Data entries
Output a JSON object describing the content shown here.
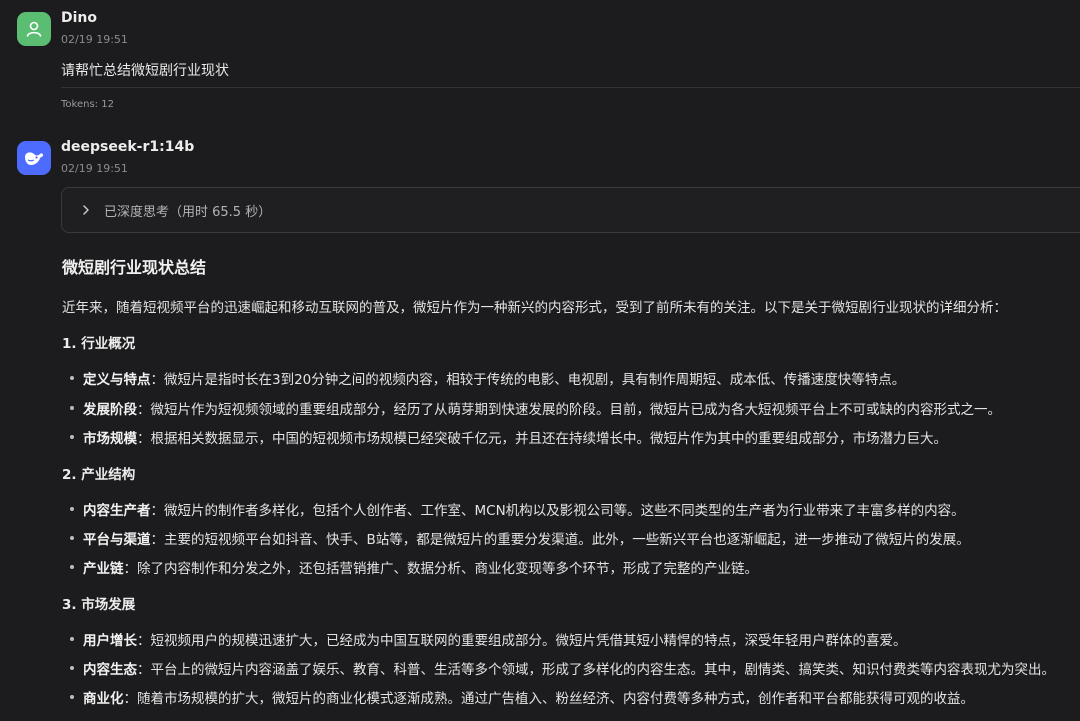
{
  "user_message": {
    "name": "Dino",
    "time": "02/19 19:51",
    "text": "请帮忙总结微短剧行业现状",
    "tokens": "Tokens: 12"
  },
  "bot_message": {
    "name": "deepseek-r1:14b",
    "time": "02/19 19:51",
    "thinking_label": "已深度思考（用时 65.5 秒）",
    "title": "微短剧行业现状总结",
    "intro": "近年来，随着短视频平台的迅速崛起和移动互联网的普及，微短片作为一种新兴的内容形式，受到了前所未有的关注。以下是关于微短剧行业现状的详细分析：",
    "sections": [
      {
        "heading": "1. 行业概况",
        "items": [
          {
            "term": "定义与特点",
            "text": "：微短片是指时长在3到20分钟之间的视频内容，相较于传统的电影、电视剧，具有制作周期短、成本低、传播速度快等特点。"
          },
          {
            "term": "发展阶段",
            "text": "：微短片作为短视频领域的重要组成部分，经历了从萌芽期到快速发展的阶段。目前，微短片已成为各大短视频平台上不可或缺的内容形式之一。"
          },
          {
            "term": "市场规模",
            "text": "：根据相关数据显示，中国的短视频市场规模已经突破千亿元，并且还在持续增长中。微短片作为其中的重要组成部分，市场潜力巨大。"
          }
        ]
      },
      {
        "heading": "2. 产业结构",
        "items": [
          {
            "term": "内容生产者",
            "text": "：微短片的制作者多样化，包括个人创作者、工作室、MCN机构以及影视公司等。这些不同类型的生产者为行业带来了丰富多样的内容。"
          },
          {
            "term": "平台与渠道",
            "text": "：主要的短视频平台如抖音、快手、B站等，都是微短片的重要分发渠道。此外，一些新兴平台也逐渐崛起，进一步推动了微短片的发展。"
          },
          {
            "term": "产业链",
            "text": "：除了内容制作和分发之外，还包括营销推广、数据分析、商业化变现等多个环节，形成了完整的产业链。"
          }
        ]
      },
      {
        "heading": "3. 市场发展",
        "items": [
          {
            "term": "用户增长",
            "text": "：短视频用户的规模迅速扩大，已经成为中国互联网的重要组成部分。微短片凭借其短小精悍的特点，深受年轻用户群体的喜爱。"
          },
          {
            "term": "内容生态",
            "text": "：平台上的微短片内容涵盖了娱乐、教育、科普、生活等多个领域，形成了多样化的内容生态。其中，剧情类、搞笑类、知识付费类等内容表现尤为突出。"
          },
          {
            "term": "商业化",
            "text": "：随着市场规模的扩大，微短片的商业化模式逐渐成熟。通过广告植入、粉丝经济、内容付费等多种方式，创作者和平台都能获得可观的收益。"
          }
        ]
      }
    ]
  },
  "icons": {
    "user_avatar": "person-icon",
    "bot_avatar": "whale-icon",
    "think_toggle": "chevron-right-icon"
  },
  "colors": {
    "background": "#1c1c1e",
    "user_avatar": "#5bbd72",
    "bot_avatar": "#4d6bfe"
  }
}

• [WORK INSTRUCTIONS] Transcribe every line from the records above without alteration, and leave out the images.

• [EXERCISE RESPONSE]
Output a JSON object describing the content shown here.
{
  "user_message": {
    "name": "Dino",
    "time": "02/19 19:51",
    "text": "请帮忙总结微短剧行业现状",
    "tokens": "Tokens: 12"
  },
  "bot_message": {
    "name": "deepseek-r1:14b",
    "time": "02/19 19:51",
    "thinking_label": "已深度思考（用时 65.5 秒）",
    "title": "微短剧行业现状总结",
    "intro": "近年来，随着短视频平台的迅速崛起和移动互联网的普及，微短片作为一种新兴的内容形式，受到了前所未有的关注。以下是关于微短剧行业现状的详细分析：",
    "sections": [
      {
        "heading": "1. 行业概况",
        "items": [
          {
            "term": "定义与特点",
            "text": "：微短片是指时长在3到20分钟之间的视频内容，相较于传统的电影、电视剧，具有制作周期短、成本低、传播速度快等特点。"
          },
          {
            "term": "发展阶段",
            "text": "：微短片作为短视频领域的重要组成部分，经历了从萌芽期到快速发展的阶段。目前，微短片已成为各大短视频平台上不可或缺的内容形式之一。"
          },
          {
            "term": "市场规模",
            "text": "：根据相关数据显示，中国的短视频市场规模已经突破千亿元，并且还在持续增长中。微短片作为其中的重要组成部分，市场潜力巨大。"
          }
        ]
      },
      {
        "heading": "2. 产业结构",
        "items": [
          {
            "term": "内容生产者",
            "text": "：微短片的制作者多样化，包括个人创作者、工作室、MCN机构以及影视公司等。这些不同类型的生产者为行业带来了丰富多样的内容。"
          },
          {
            "term": "平台与渠道",
            "text": "：主要的短视频平台如抖音、快手、B站等，都是微短片的重要分发渠道。此外，一些新兴平台也逐渐崛起，进一步推动了微短片的发展。"
          },
          {
            "term": "产业链",
            "text": "：除了内容制作和分发之外，还包括营销推广、数据分析、商业化变现等多个环节，形成了完整的产业链。"
          }
        ]
      },
      {
        "heading": "3. 市场发展",
        "items": [
          {
            "term": "用户增长",
            "text": "：短视频用户的规模迅速扩大，已经成为中国互联网的重要组成部分。微短片凭借其短小精悍的特点，深受年轻用户群体的喜爱。"
          },
          {
            "term": "内容生态",
            "text": "：平台上的微短片内容涵盖了娱乐、教育、科普、生活等多个领域，形成了多样化的内容生态。其中，剧情类、搞笑类、知识付费类等内容表现尤为突出。"
          },
          {
            "term": "商业化",
            "text": "：随着市场规模的扩大，微短片的商业化模式逐渐成熟。通过广告植入、粉丝经济、内容付费等多种方式，创作者和平台都能获得可观的收益。"
          }
        ]
      }
    ]
  },
  "icons": {
    "user_avatar": "person-icon",
    "bot_avatar": "whale-icon",
    "think_toggle": "chevron-right-icon"
  },
  "colors": {
    "background": "#1c1c1e",
    "user_avatar": "#5bbd72",
    "bot_avatar": "#4d6bfe"
  }
}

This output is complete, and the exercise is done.